● **PROBLEM DESCRIPTION**
Identify all lines in the data containing the string "intubated". Copy them out.

== DATA PROVIDED ==

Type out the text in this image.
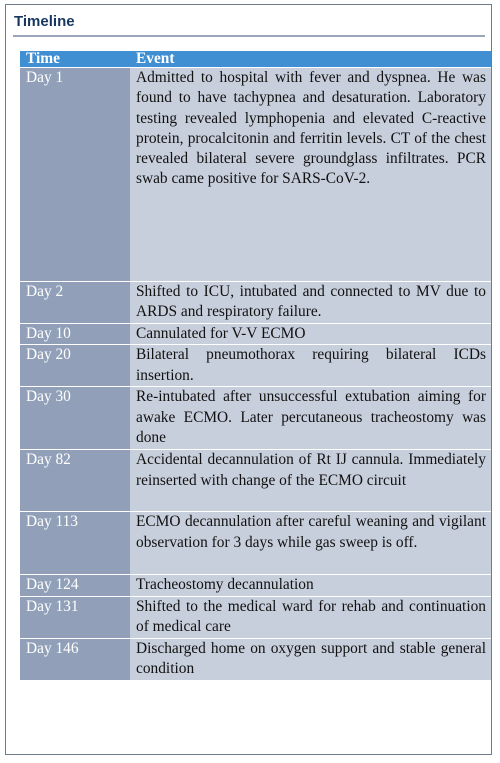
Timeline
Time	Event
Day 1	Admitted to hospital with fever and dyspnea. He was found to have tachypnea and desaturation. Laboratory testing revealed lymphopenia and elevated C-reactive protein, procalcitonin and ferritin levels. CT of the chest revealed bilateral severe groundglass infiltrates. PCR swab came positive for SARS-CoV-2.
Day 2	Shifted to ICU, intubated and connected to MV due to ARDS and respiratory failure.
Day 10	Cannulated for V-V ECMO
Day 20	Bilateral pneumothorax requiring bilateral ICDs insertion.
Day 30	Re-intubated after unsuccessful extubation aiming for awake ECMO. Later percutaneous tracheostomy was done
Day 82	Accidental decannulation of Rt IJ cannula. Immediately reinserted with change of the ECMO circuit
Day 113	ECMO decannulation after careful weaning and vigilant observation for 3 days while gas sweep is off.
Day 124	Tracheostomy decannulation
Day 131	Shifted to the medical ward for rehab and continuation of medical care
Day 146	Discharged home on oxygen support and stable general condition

===

● **OUTPUT OF THE TASK**
Day 2	Shifted to ICU, intubated and connected to MV due to ARDS and respiratory failure.
Day 30	Re-intubated after unsuccessful extubation aiming for awake ECMO. Later percutaneous tracheostomy was done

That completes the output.